▶ [Aim of the exercise]: Copy the records below word for word, from their first line through the line that contains "270, 421, 279]", and include both of those lines.

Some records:
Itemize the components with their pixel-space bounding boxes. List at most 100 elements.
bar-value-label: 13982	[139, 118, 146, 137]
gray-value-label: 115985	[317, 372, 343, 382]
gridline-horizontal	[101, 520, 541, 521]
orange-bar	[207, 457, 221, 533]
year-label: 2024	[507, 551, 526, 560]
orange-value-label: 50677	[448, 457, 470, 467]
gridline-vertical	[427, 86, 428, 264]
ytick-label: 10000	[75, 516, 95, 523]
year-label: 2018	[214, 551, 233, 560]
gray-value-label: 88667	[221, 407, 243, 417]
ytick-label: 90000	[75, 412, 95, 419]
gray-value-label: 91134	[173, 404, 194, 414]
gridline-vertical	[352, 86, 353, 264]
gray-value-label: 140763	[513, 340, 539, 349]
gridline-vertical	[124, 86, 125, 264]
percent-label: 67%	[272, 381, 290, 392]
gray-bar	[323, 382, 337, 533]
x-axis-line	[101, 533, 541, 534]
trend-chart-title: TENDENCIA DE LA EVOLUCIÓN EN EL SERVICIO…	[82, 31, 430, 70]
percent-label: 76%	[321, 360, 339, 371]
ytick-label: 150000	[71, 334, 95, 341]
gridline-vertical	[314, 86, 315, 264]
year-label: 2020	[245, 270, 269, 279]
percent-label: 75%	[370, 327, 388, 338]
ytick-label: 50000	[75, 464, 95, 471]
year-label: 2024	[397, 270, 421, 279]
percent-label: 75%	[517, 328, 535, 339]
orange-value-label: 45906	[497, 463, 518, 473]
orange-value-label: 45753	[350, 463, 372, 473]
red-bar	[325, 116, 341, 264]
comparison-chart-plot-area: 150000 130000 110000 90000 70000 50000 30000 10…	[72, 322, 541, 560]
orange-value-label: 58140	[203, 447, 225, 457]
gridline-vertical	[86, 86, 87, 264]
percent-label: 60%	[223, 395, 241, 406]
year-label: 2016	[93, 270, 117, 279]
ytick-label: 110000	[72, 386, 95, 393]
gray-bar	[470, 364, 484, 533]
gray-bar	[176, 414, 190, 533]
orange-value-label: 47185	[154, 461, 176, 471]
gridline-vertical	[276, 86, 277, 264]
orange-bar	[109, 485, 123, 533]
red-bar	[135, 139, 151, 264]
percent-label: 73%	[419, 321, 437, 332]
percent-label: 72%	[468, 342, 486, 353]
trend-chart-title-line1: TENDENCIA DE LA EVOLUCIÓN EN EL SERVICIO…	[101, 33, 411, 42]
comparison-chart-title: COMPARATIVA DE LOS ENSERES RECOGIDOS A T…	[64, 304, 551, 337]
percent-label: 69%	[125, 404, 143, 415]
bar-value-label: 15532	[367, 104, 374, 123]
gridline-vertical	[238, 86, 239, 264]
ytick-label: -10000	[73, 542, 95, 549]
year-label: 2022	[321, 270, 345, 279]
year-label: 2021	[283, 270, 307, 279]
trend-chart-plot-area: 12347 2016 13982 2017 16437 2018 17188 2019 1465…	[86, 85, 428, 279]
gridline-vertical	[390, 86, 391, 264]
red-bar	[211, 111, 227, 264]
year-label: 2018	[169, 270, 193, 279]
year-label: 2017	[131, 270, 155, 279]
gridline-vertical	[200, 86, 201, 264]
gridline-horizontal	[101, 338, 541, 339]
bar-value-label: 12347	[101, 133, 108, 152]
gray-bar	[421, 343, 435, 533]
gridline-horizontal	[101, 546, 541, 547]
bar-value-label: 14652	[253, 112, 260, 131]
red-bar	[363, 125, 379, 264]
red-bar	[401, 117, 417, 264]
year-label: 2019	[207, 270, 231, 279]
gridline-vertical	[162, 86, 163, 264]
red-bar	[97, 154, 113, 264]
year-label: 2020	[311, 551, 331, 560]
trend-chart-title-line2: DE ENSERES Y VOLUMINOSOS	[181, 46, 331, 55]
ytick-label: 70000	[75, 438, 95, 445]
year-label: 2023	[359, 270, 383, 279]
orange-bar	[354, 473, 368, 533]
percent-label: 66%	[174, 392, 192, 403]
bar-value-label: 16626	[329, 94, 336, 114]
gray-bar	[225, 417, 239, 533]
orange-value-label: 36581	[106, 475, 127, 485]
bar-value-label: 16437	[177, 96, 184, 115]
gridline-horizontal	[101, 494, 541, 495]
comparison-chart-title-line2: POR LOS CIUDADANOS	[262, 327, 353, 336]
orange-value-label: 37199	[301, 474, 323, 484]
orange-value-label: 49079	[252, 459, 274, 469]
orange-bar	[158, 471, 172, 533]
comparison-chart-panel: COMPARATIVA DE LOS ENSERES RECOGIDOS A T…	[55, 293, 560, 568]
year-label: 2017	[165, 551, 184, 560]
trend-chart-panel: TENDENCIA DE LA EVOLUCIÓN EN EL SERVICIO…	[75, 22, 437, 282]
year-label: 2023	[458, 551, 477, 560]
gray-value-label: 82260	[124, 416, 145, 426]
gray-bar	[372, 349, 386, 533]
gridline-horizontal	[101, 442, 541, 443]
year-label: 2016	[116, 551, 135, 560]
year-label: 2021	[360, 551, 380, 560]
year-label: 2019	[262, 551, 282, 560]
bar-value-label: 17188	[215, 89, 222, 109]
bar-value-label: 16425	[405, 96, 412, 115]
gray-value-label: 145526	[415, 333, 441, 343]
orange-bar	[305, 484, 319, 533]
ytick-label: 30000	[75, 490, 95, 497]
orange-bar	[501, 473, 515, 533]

▶ [Result for this exercise]:
Itemize the components with their pixel-space bounding boxes. List at most 100 elements.
bar-value-label: 13982	[139, 118, 146, 137]
gray-value-label: 115985	[317, 372, 343, 382]
gridline-horizontal	[101, 520, 541, 521]
orange-bar	[207, 457, 221, 533]
year-label: 2024	[507, 551, 526, 560]
orange-value-label: 50677	[448, 457, 470, 467]
gridline-vertical	[427, 86, 428, 264]
ytick-label: 10000	[75, 516, 95, 523]
year-label: 2018	[214, 551, 233, 560]
gray-value-label: 88667	[221, 407, 243, 417]
ytick-label: 90000	[75, 412, 95, 419]
gray-value-label: 91134	[173, 404, 194, 414]
gridline-vertical	[352, 86, 353, 264]
gray-value-label: 140763	[513, 340, 539, 349]
gridline-vertical	[124, 86, 125, 264]
percent-label: 67%	[272, 381, 290, 392]
gray-bar	[323, 382, 337, 533]
x-axis-line	[101, 533, 541, 534]
trend-chart-title: TENDENCIA DE LA EVOLUCIÓN EN EL SERVICIO…	[82, 31, 430, 70]
percent-label: 76%	[321, 360, 339, 371]
ytick-label: 150000	[71, 334, 95, 341]
gridline-vertical	[314, 86, 315, 264]
year-label: 2020	[245, 270, 269, 279]
percent-label: 75%	[370, 327, 388, 338]
ytick-label: 50000	[75, 464, 95, 471]
year-label: 2024	[397, 270, 421, 279]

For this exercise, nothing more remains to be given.